**Work to complete:**
Write out every entry exactly as it stands.

**Dataset entries:**
=======
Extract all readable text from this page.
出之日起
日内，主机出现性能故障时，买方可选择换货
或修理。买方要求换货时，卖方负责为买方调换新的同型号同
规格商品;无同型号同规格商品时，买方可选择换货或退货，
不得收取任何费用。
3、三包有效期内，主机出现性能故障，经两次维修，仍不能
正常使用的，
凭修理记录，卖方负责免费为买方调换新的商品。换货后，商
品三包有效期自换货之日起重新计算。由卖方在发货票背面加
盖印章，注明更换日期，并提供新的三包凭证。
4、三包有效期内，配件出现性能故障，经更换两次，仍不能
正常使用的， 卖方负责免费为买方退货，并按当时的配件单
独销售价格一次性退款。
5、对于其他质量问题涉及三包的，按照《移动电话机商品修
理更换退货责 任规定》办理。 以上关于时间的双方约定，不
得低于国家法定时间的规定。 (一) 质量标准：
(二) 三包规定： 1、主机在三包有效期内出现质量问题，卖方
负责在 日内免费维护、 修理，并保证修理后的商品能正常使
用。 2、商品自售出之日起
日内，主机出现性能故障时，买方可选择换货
=======
**Answer to this exercise:**
Extract all readable text from this page.
出之日起
日内，主机出现性能故障时，买方可选择换货
或修理。买方要求换货时，卖方负责为买方调换新的同型号同
规格商品;无同型号同规格商品时，买方可选择换货或退货，
不得收取任何费用。
3、三包有效期内，主机出现性能故障，经两次维修，仍不能
正常使用的，
凭修理记录，卖方负责免费为买方调换新的商品。换货后，商
品三包有效期自换货之日起重新计算。由卖方在发货票背面加
盖印章，注明更换日期，并提供新的三包凭证。
4、三包有效期内，配件出现性能故障，经更换两次，仍不能
正常使用的， 卖方负责免费为买方退货，并按当时的配件单
独销售价格一次性退款。
5、对于其他质量问题涉及三包的，按照《移动电话机商品修
理更换退货责 任规定》办理。 以上关于时间的双方约定，不
得低于国家法定时间的规定。 (一) 质量标准：
(二) 三包规定： 1、主机在三包有效期内出现质量问题，卖方
负责在 日内免费维护、 修理，并保证修理后的商品能正常使
用。 2、商品自售出之日起
日内，主机出现性能故障时，买方可选择换货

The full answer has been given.